* **Set exercise**:
Print all the records exactly, please.
<<<<
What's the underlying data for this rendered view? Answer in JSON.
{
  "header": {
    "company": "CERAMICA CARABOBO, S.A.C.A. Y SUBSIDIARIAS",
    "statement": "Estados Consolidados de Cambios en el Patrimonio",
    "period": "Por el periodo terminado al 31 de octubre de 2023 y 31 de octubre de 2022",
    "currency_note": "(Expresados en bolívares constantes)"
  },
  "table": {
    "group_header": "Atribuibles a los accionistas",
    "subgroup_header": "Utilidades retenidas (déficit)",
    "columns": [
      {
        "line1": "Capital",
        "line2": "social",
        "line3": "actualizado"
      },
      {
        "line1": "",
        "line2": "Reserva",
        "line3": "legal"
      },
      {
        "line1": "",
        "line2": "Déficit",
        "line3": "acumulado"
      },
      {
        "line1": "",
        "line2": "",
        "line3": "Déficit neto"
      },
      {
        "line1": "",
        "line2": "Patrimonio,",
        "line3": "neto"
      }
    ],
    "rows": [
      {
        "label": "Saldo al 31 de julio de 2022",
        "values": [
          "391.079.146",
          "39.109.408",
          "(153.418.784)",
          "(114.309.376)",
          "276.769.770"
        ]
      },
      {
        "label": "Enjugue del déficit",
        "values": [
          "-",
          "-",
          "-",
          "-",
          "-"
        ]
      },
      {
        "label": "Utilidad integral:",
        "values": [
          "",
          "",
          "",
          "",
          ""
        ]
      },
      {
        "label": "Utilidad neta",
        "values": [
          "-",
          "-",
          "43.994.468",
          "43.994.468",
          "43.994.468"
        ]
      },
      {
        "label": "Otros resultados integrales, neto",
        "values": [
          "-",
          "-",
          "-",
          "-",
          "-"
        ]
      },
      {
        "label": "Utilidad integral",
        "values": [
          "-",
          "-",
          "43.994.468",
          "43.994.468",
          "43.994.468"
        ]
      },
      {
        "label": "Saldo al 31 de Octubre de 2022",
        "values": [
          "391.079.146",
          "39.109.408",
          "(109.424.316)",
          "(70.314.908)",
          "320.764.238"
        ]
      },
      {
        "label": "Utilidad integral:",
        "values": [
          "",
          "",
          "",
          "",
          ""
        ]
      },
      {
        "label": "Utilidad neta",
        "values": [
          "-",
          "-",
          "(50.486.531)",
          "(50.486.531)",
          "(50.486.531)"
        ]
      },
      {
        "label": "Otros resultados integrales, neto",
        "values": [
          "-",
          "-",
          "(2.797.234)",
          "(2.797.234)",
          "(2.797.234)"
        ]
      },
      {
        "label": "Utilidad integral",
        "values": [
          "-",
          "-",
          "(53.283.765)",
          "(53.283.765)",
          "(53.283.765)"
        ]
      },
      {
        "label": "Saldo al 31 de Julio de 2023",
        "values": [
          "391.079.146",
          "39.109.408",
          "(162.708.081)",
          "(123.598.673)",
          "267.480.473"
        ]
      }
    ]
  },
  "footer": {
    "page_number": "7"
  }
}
>>>>
* **Correct result**:
What's the underlying data for this rendered view? Answer in JSON.
{
  "header": {
    "company": "CERAMICA CARABOBO, S.A.C.A. Y SUBSIDIARIAS",
    "statement": "Estados Consolidados de Cambios en el Patrimonio",
    "period": "Por el periodo terminado al 31 de octubre de 2023 y 31 de octubre de 2022",
    "currency_note": "(Expresados en bolívares constantes)"
  },
  "table": {
    "group_header": "Atribuibles a los accionistas",
    "subgroup_header": "Utilidades retenidas (déficit)",
    "columns": [
      {
        "line1": "Capital",
        "line2": "social",
        "line3": "actualizado"
      },
      {
        "line1": "",
        "line2": "Reserva",
        "line3": "legal"
      },
      {
        "line1": "",
        "line2": "Déficit",
        "line3": "acumulado"
      },
      {
        "line1": "",
        "line2": "",
        "line3": "Déficit neto"
      },
      {
        "line1": "",
        "line2": "Patrimonio,",
        "line3": "neto"
      }
    ],
    "rows": [
      {
        "label": "Saldo al 31 de julio de 2022",
        "values": [
          "391.079.146",
          "39.109.408",
          "(153.418.784)",
          "(114.309.376)",
          "276.769.770"
        ]
      },
      {
        "label": "Enjugue del déficit",
        "values": [
          "-",
          "-",
          "-",
          "-",
          "-"
        ]
      },
      {
        "label": "Utilidad integral:",
        "values": [
          "",
          "",
          "",
          "",
          ""
        ]
      },
      {
        "label": "Utilidad neta",
        "values": [
          "-",
          "-",
          "43.994.468",
          "43.994.468",
          "43.994.468"
        ]
      },
      {
        "label": "Otros resultados integrales, neto",
        "values": [
          "-",
          "-",
          "-",
          "-",
          "-"
        ]
      },
      {
        "label": "Utilidad integral",
        "values": [
          "-",
          "-",
          "43.994.468",
          "43.994.468",
          "43.994.468"
        ]
      },
      {
        "label": "Saldo al 31 de Octubre de 2022",
        "values": [
          "391.079.146",
          "39.109.408",
          "(109.424.316)",
          "(70.314.908)",
          "320.764.238"
        ]
      },
      {
        "label": "Utilidad integral:",
        "values": [
          "",
          "",
          "",
          "",
          ""
        ]
      },
      {
        "label": "Utilidad neta",
        "values": [
          "-",
          "-",
          "(50.486.531)",
          "(50.486.531)",
          "(50.486.531)"
        ]
      },
      {
        "label": "Otros resultados integrales, neto",
        "values": [
          "-",
          "-",
          "(2.797.234)",
          "(2.797.234)",
          "(2.797.234)"
        ]
      },
      {
        "label": "Utilidad integral",
        "values": [
          "-",
          "-",
          "(53.283.765)",
          "(53.283.765)",
          "(53.283.765)"
        ]
      },
      {
        "label": "Saldo al 31 de Julio de 2023",
        "values": [
          "391.079.146",
          "39.109.408",
          "(162.708.081)",
          "(123.598.673)",
          "267.480.473"
        ]
      }
    ]
  },
  "footer": {
    "page_number": "7"
  }
}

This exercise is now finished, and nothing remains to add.